_Requirement_.
Report the total number of lines that include the string "delta", without any other text.

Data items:
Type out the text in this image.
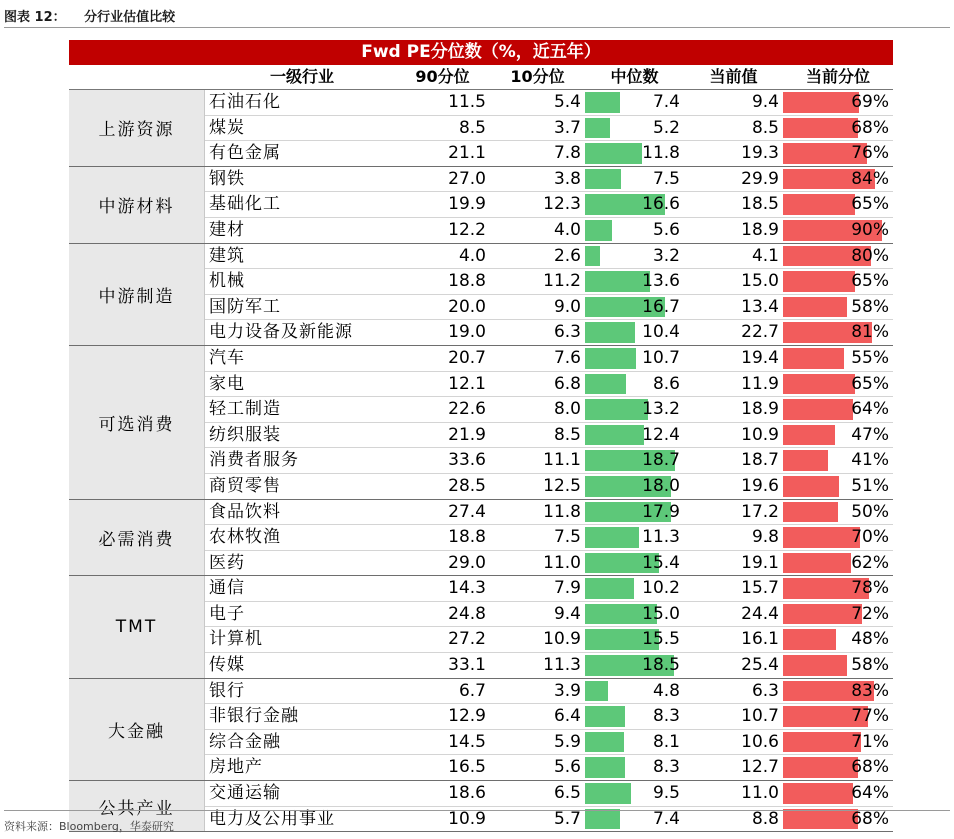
图表 12： 分行业估值比较
Fwd PE分位数（%，近五年）
一级行业	90分位	10分位	中位数	当前值	当前分位
上游资源
石油石化	11.5	5.4	7.4	9.4	69%
煤炭	8.5	3.7	5.2	8.5	68%
有色金属	21.1	7.8	11.8	19.3	76%
中游材料
钢铁	27.0	3.8	7.5	29.9	84%
基础化工	19.9	12.3	16.6	18.5	65%
建材	12.2	4.0	5.6	18.9	90%
中游制造
建筑	4.0	2.6	3.2	4.1	80%
机械	18.8	11.2	13.6	15.0	65%
国防军工	20.0	9.0	16.7	13.4	58%
电力设备及新能源	19.0	6.3	10.4	22.7	81%
可选消费
汽车	20.7	7.6	10.7	19.4	55%
家电	12.1	6.8	8.6	11.9	65%
轻工制造	22.6	8.0	13.2	18.9	64%
纺织服装	21.9	8.5	12.4	10.9	47%
消费者服务	33.6	11.1	18.7	18.7	41%
商贸零售	28.5	12.5	18.0	19.6	51%
必需消费
食品饮料	27.4	11.8	17.9	17.2	50%
农林牧渔	18.8	7.5	11.3	9.8	70%
医药	29.0	11.0	15.4	19.1	62%
TMT
通信	14.3	7.9	10.2	15.7	78%
电子	24.8	9.4	15.0	24.4	72%
计算机	27.2	10.9	15.5	16.1	48%
传媒	33.1	11.3	18.5	25.4	58%
大金融
银行	6.7	3.9	4.8	6.3	83%
非银行金融	12.9	6.4	8.3	10.7	77%
综合金融	14.5	5.9	8.1	10.6	71%
房地产	16.5	5.6	8.3	12.7	68%
公共产业
交通运输	18.6	6.5	9.5	11.0	64%
电力及公用事业	10.9	5.7	7.4	8.8	68%
资料来源：Bloomberg，华泰研究
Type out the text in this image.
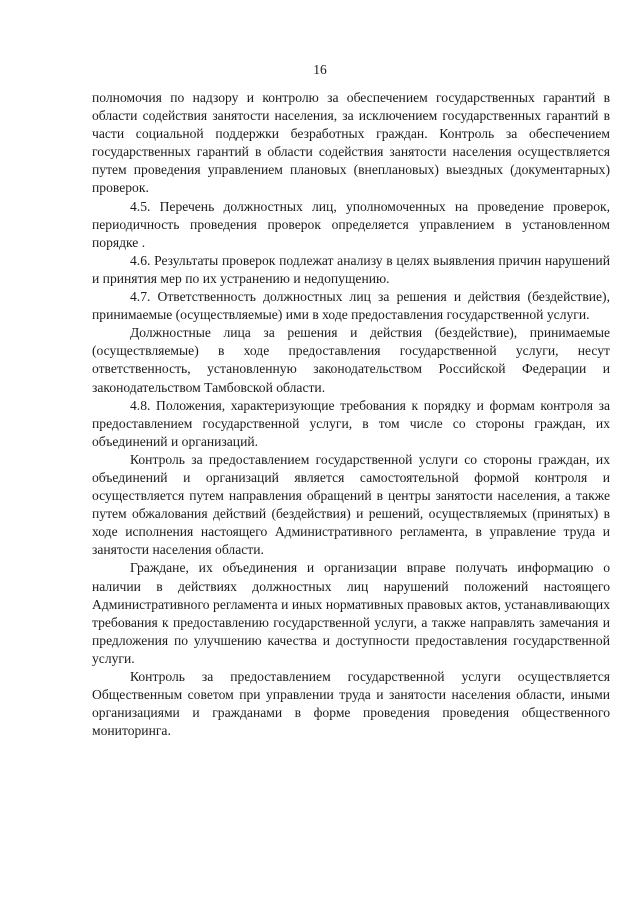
16

полномочия по надзору и контролю за обеспечением государственных гарантий в области содействия занятости населения, за исключением государственных гарантий в части социальной поддержки безработных граждан. Контроль за обеспечением государственных гарантий в области содействия занятости населения осуществляется путем проведения управлением плановых (внеплановых) выездных (документарных) проверок.

4.5. Перечень должностных лиц, уполномоченных на проведение проверок, периодичность проведения проверок определяется управлением в установленном порядке .

4.6. Результаты проверок подлежат анализу в целях выявления причин нарушений и принятия мер по их устранению и недопущению.

4.7. Ответственность должностных лиц за решения и действия (бездействие), принимаемые (осуществляемые) ими в ходе предоставления государственной услуги.

Должностные лица за решения и действия (бездействие), принимаемые (осуществляемые) в ходе предоставления государственной услуги, несут ответственность, установленную законодательством Российской Федерации и законодательством Тамбовской области.

4.8. Положения, характеризующие требования к порядку и формам контроля за предоставлением государственной услуги, в том числе со стороны граждан, их объединений и организаций.

Контроль за предоставлением государственной услуги со стороны граждан, их объединений и организаций является самостоятельной формой контроля и осуществляется путем направления обращений в центры занятости населения, а также путем обжалования действий (бездействия) и решений, осуществляемых (принятых) в ходе исполнения настоящего Административного регламента, в управление труда и занятости населения области.

Граждане, их объединения и организации вправе получать информацию о наличии в действиях должностных лиц нарушений положений настоящего Административного регламента и иных нормативных правовых актов, устанавливающих требования к предоставлению государственной услуги, а также направлять замечания и предложения по улучшению качества и доступности предоставления государственной услуги.

Контроль за предоставлением государственной услуги осуществляется Общественным советом при управлении труда и занятости населения области, иными организациями и гражданами в форме проведения проведения общественного мониторинга.
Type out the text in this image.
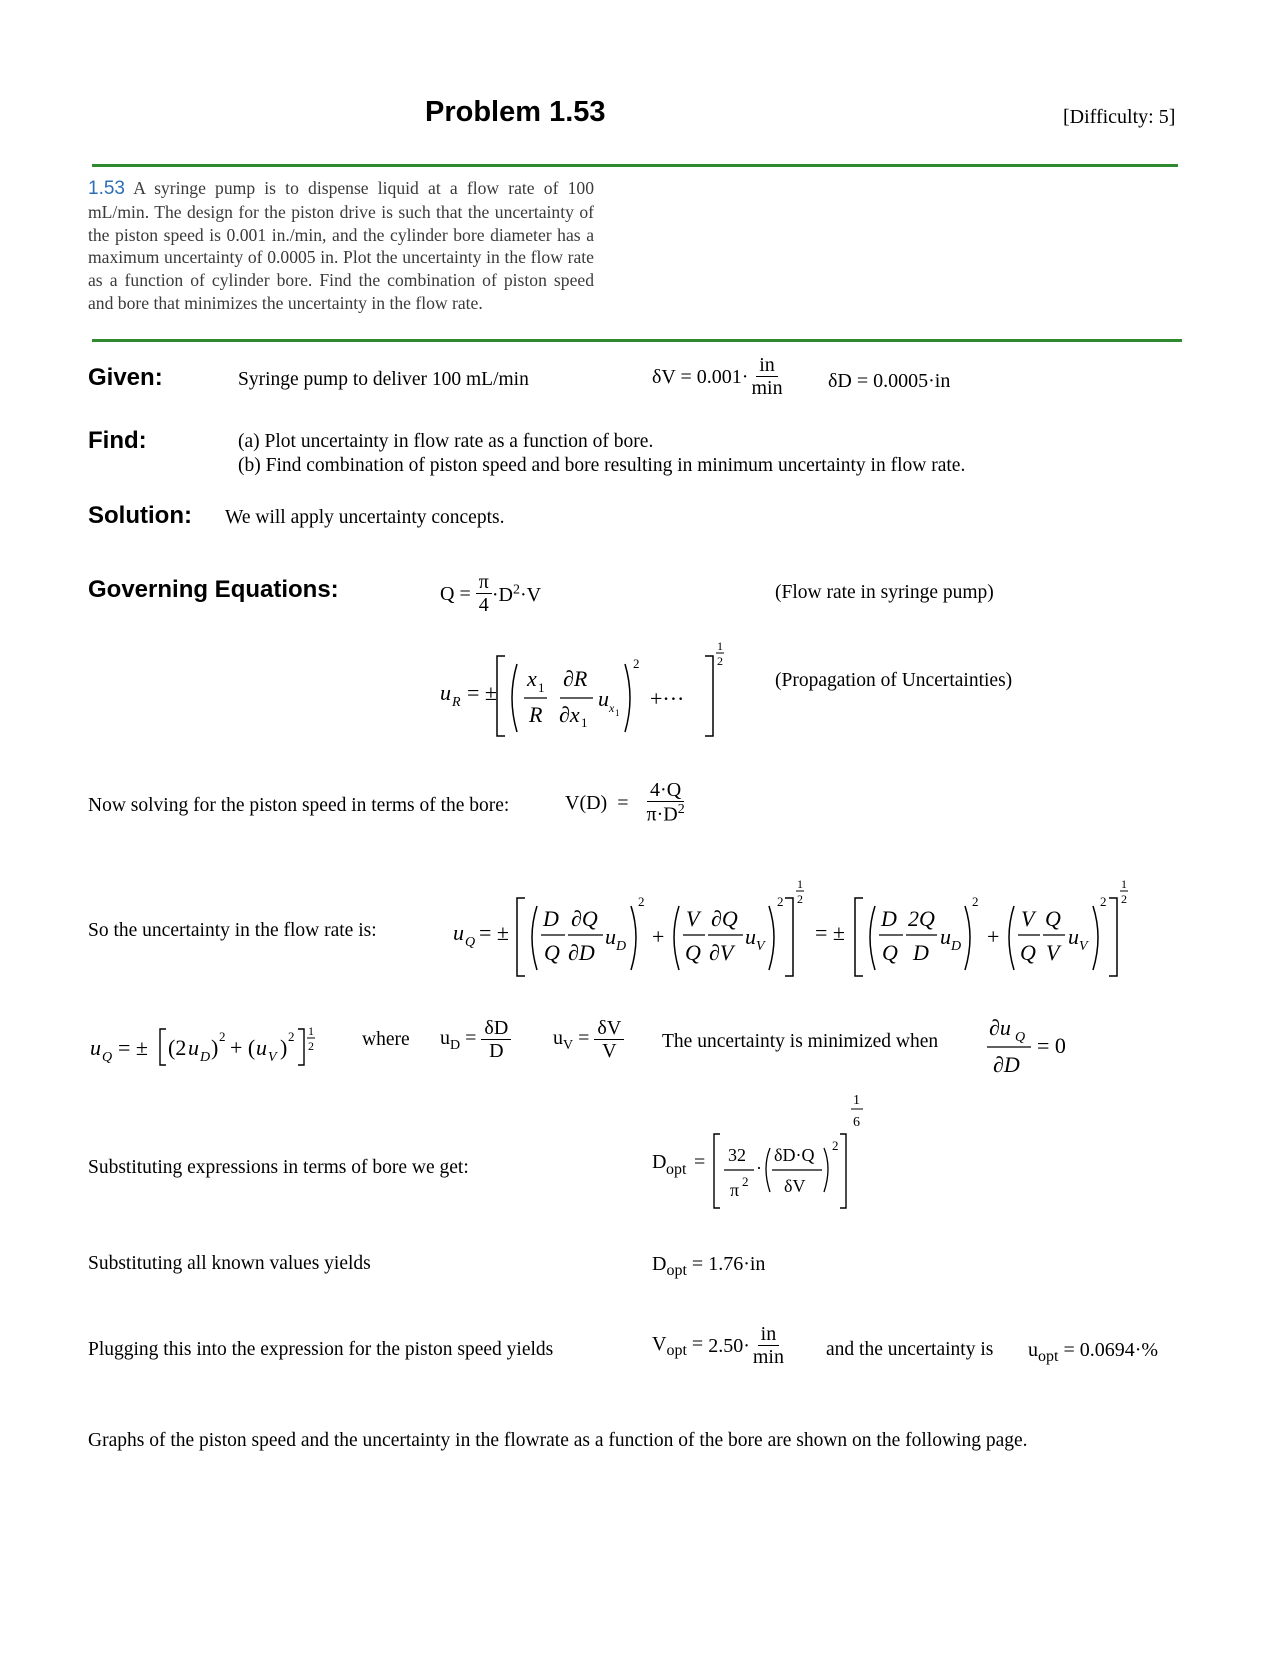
Problem 1.53	[Difficulty: 5]
1.53 A syringe pump is to dispense liquid at a flow rate of 100 mL/min. The design for the piston drive is such that the uncertainty of the piston speed is 0.001 in./min, and the cylinder bore diameter has a maximum uncertainty of 0.0005 in. Plot the uncertainty in the flow rate as a function of cylinder bore. Find the combination of piston speed and bore that minimizes the uncertainty in the flow rate.
Given:	Syringe pump to deliver 100 mL/min	$\delta V = 0.001\cdot \frac{in}{\min}$ δD = 0.0005·in
Find:	(a) Plot uncertainty in flow rate as a function of bore.
(b) Find combination of piston speed and bore resulting in minimum uncertainty in flow rate.
Solution: We will apply uncertainty concepts.
Governing Equations:	$Q = \frac{\pi}{4} \cdot D^2\cdot V$	(Flow rate in syringe pump)
u R = ±
x 1
R
∂R
∂x 1
u x 1
2
+···
1
2
(Propagation of Uncertainties)
Now solving for the piston speed in terms of the bore:	$V(D) = \frac{4\cdot Q}{\pi\cdot D^2}$
So the uncertainty in the flow rate is:	u Q = ±
D
Q
∂Q
∂D
u D
2
+
V
Q
∂Q
∂V
u V
2
1
2
= ±
D
Q
2Q
D
u D
2
+
V
Q
Q
V
u V
2
1
2
u Q = ± (2 u D ) 2 + ( u V ) 2 1
2 where $u_D = \frac{\delta D}{D} u_V = \frac{\delta V}{V}$ The uncertainty is minimized when
∂u Q
∂D
= 0
Substituting expressions in terms of bore we get:	D opt = 32
π 2
·
δD·Q
δV
2
1
6
Substituting all known values yields	$D_{opt} = 1.76\cdot in$
Plugging this into the expression for the piston speed yields	$V_{opt} = 2.50\cdot \frac{in}{\min}$ and the uncertainty is $u_{opt} = 0.0694\cdot\%$
Graphs of the piston speed and the uncertainty in the flowrate as a function of the bore are shown on the following page.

_In response_.
2